::: INFORMATION PROVIDED :::
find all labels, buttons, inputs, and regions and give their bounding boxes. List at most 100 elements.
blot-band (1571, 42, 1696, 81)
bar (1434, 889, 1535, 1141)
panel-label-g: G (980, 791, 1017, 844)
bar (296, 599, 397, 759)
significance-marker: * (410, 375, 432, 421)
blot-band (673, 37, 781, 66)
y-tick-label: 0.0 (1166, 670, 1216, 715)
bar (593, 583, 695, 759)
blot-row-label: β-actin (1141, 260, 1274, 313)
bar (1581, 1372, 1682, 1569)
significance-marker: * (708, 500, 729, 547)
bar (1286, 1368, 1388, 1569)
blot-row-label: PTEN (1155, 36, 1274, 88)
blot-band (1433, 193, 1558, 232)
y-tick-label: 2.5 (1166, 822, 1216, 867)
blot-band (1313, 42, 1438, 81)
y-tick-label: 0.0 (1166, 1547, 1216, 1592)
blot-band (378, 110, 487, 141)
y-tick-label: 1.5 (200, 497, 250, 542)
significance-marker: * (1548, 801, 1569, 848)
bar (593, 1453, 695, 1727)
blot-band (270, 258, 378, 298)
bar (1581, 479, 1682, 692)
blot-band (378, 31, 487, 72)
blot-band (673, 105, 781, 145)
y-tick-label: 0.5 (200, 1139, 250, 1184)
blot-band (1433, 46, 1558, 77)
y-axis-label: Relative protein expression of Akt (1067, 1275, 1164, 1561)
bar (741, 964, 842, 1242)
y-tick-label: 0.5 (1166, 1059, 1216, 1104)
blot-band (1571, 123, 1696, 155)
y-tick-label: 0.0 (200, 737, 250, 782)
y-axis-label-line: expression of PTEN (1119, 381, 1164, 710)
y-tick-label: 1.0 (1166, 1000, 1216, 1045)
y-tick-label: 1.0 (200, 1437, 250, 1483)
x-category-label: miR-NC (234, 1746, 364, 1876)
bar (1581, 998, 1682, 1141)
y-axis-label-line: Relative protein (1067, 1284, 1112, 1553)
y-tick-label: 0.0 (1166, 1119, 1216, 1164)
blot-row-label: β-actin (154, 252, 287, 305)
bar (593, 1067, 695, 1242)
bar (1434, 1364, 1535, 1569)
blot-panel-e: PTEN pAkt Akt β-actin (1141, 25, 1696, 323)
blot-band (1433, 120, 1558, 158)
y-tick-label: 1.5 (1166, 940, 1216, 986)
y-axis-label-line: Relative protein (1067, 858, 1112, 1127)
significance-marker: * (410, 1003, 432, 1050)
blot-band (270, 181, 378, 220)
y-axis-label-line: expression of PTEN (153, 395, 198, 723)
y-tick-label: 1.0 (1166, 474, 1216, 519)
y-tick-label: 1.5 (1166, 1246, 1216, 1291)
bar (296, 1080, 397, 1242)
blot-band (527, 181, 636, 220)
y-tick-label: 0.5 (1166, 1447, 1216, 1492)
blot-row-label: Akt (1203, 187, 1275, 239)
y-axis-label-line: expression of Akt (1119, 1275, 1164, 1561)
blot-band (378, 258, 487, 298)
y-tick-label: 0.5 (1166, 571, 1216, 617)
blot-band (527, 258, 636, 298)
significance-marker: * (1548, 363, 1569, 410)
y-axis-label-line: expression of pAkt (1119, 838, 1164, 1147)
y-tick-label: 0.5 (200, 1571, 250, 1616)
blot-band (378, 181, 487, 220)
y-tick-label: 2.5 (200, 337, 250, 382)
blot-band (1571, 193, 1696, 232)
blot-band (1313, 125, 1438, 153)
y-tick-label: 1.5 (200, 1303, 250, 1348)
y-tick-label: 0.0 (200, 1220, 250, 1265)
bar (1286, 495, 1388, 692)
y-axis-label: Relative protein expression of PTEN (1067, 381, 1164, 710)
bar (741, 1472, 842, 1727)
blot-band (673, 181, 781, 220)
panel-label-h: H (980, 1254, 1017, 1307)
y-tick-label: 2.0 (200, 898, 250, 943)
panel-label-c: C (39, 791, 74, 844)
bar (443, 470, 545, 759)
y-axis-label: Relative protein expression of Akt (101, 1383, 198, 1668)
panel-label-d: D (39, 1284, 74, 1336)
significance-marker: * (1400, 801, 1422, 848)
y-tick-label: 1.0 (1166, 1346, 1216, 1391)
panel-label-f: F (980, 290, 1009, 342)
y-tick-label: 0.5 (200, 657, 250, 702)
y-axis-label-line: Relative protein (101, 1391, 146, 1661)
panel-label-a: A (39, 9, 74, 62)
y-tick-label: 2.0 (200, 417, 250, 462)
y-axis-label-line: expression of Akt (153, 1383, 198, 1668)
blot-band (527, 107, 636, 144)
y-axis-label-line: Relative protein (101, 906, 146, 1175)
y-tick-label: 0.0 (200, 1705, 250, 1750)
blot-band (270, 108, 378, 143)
:::
• THE PROBLEM: Could you return the data above exactly as it stands?

• TASK ANSWER:
find all labels, buttons, inputs, and regions and give their bounding boxes. List at most 100 elements.
blot-band (1571, 42, 1696, 81)
bar (1434, 889, 1535, 1141)
panel-label-g: G (980, 791, 1017, 844)
bar (296, 599, 397, 759)
significance-marker: * (410, 375, 432, 421)
blot-band (673, 37, 781, 66)
y-tick-label: 0.0 (1166, 670, 1216, 715)
bar (593, 583, 695, 759)
blot-row-label: β-actin (1141, 260, 1274, 313)
bar (1581, 1372, 1682, 1569)
significance-marker: * (708, 500, 729, 547)
bar (1286, 1368, 1388, 1569)
blot-row-label: PTEN (1155, 36, 1274, 88)
blot-band (1433, 193, 1558, 232)
y-tick-label: 2.5 (1166, 822, 1216, 867)
blot-band (1313, 42, 1438, 81)
y-tick-label: 0.0 (1166, 1547, 1216, 1592)
blot-band (378, 110, 487, 141)
y-tick-label: 1.5 (200, 497, 250, 542)
significance-marker: * (1548, 801, 1569, 848)
bar (593, 1453, 695, 1727)
blot-band (270, 258, 378, 298)
bar (1581, 479, 1682, 692)
blot-band (378, 31, 487, 72)
blot-band (673, 105, 781, 145)
y-tick-label: 0.5 (200, 1139, 250, 1184)
blot-band (1433, 46, 1558, 77)
y-axis-label: Relative protein expression of Akt (1067, 1275, 1164, 1561)
bar (741, 964, 842, 1242)
y-tick-label: 0.5 (1166, 1059, 1216, 1104)
blot-band (1571, 123, 1696, 155)
y-tick-label: 0.0 (200, 737, 250, 782)
y-axis-label-line: expression of PTEN (1119, 381, 1164, 710)
y-tick-label: 1.0 (1166, 1000, 1216, 1045)
y-tick-label: 1.0 (200, 1437, 250, 1483)
x-category-label: miR-NC (234, 1746, 364, 1876)
bar (1581, 998, 1682, 1141)
y-axis-label-line: Relative protein (1067, 1284, 1112, 1553)
y-tick-label: 0.0 (1166, 1119, 1216, 1164)
blot-row-label: β-actin (154, 252, 287, 305)
bar (593, 1067, 695, 1242)
bar (1434, 1364, 1535, 1569)
blot-panel-e: PTEN pAkt Akt β-actin (1141, 25, 1696, 323)
blot-band (1433, 120, 1558, 158)
y-tick-label: 1.5 (1166, 940, 1216, 986)
y-axis-label-line: Relative protein (1067, 858, 1112, 1127)
significance-marker: * (410, 1003, 432, 1050)
blot-band (270, 181, 378, 220)
y-axis-label-line: expression of PTEN (153, 395, 198, 723)
y-tick-label: 1.0 (1166, 474, 1216, 519)
y-tick-label: 1.5 (1166, 1246, 1216, 1291)
bar (296, 1080, 397, 1242)
blot-band (527, 181, 636, 220)
y-tick-label: 0.5 (1166, 1447, 1216, 1492)
blot-row-label: Akt (1203, 187, 1275, 239)
y-axis-label-line: expression of Akt (1119, 1275, 1164, 1561)
blot-band (378, 258, 487, 298)
y-tick-label: 0.5 (1166, 571, 1216, 617)
blot-band (527, 258, 636, 298)
significance-marker: * (1548, 363, 1569, 410)
y-axis-label-line: expression of pAkt (1119, 838, 1164, 1147)
y-tick-label: 0.5 (200, 1571, 250, 1616)
blot-band (378, 181, 487, 220)
y-tick-label: 2.5 (200, 337, 250, 382)
blot-band (1571, 193, 1696, 232)
blot-band (1313, 125, 1438, 153)
y-tick-label: 1.5 (200, 1303, 250, 1348)
y-tick-label: 0.0 (200, 1220, 250, 1265)
bar (1286, 495, 1388, 692)
y-axis-label: Relative protein expression of PTEN (1067, 381, 1164, 710)
bar (741, 1472, 842, 1727)
blot-band (673, 181, 781, 220)
panel-label-h: H (980, 1254, 1017, 1307)
y-tick-label: 2.0 (200, 898, 250, 943)
panel-label-c: C (39, 791, 74, 844)
bar (443, 470, 545, 759)
y-axis-label: Relative protein expression of Akt (101, 1383, 198, 1668)
panel-label-d: D (39, 1284, 74, 1336)
significance-marker: * (1400, 801, 1422, 848)
y-tick-label: 1.0 (1166, 1346, 1216, 1391)
panel-label-f: F (980, 290, 1009, 342)
y-tick-label: 0.5 (200, 657, 250, 702)
y-axis-label-line: Relative protein (101, 1391, 146, 1661)
panel-label-a: A (39, 9, 74, 62)
y-tick-label: 2.0 (200, 417, 250, 462)
y-axis-label-line: expression of Akt (153, 1383, 198, 1668)
blot-band (527, 107, 636, 144)
y-axis-label-line: Relative protein (101, 906, 146, 1175)
y-tick-label: 0.0 (200, 1705, 250, 1750)
blot-band (270, 108, 378, 143)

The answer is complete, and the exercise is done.